Written exercise >> Which lines hold the word "value"? Show each of them.

---------------

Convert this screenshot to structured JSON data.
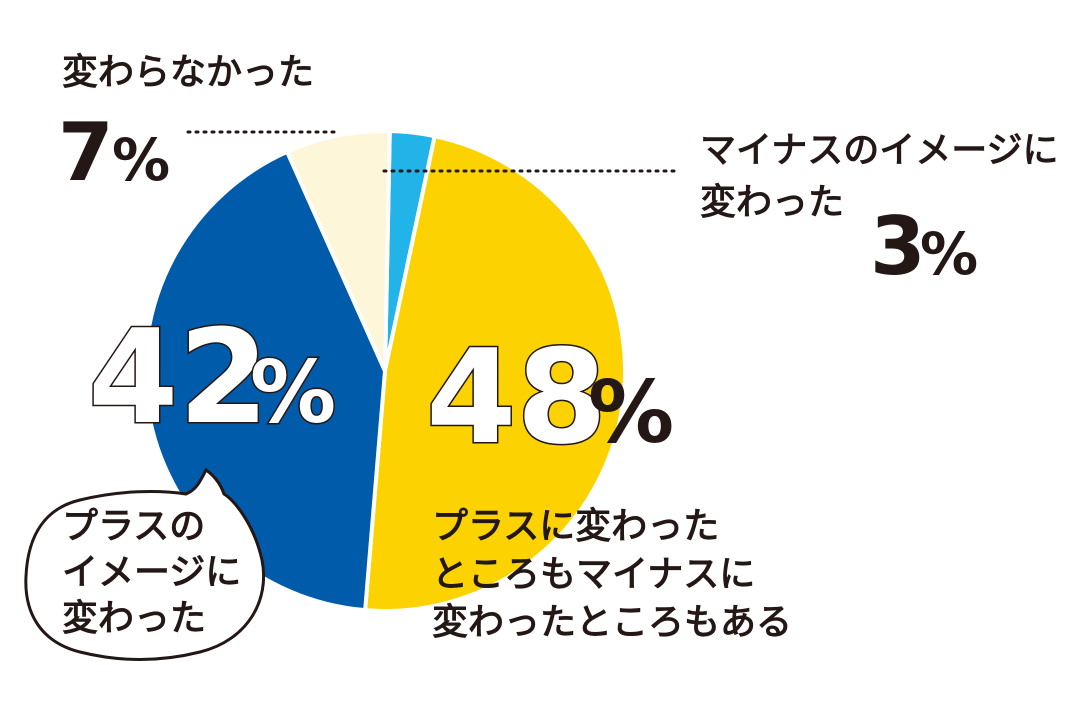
{
  "chart_data": {
    "type": "pie",
    "title": "",
    "slices": [
      {
        "name": "マイナスのイメージに変わった",
        "value": 3,
        "color": "#22b4e8"
      },
      {
        "name": "プラスに変わったところもマイナスに変わったところもある",
        "value": 48,
        "color": "#fcd300"
      },
      {
        "name": "プラスのイメージに変わった",
        "value": 42,
        "color": "#005bab"
      },
      {
        "name": "変わらなかった",
        "value": 7,
        "color": "#fdf6d8"
      }
    ],
    "unit": "%"
  },
  "labels": {
    "unchanged": {
      "text": "変わらなかった",
      "value": "7",
      "unit": "%"
    },
    "negative": {
      "line1": "マイナスのイメージに",
      "line2": "変わった",
      "value": "3",
      "unit": "%"
    },
    "positive": {
      "line1": "プラスの",
      "line2": "イメージに",
      "line3": "変わった",
      "value": "42",
      "unit": "%"
    },
    "mixed": {
      "line1": "プラスに変わった",
      "line2": "ところもマイナスに",
      "line3": "変わったところもある",
      "value": "48",
      "unit": "%"
    }
  }
}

---------------

Finished task >>
        "value": 3,
        "value": 48,
        "value": 42,
        "value": 7,
      "value": "7",
      "value": "3",
      "value": "42",
      "value": "48",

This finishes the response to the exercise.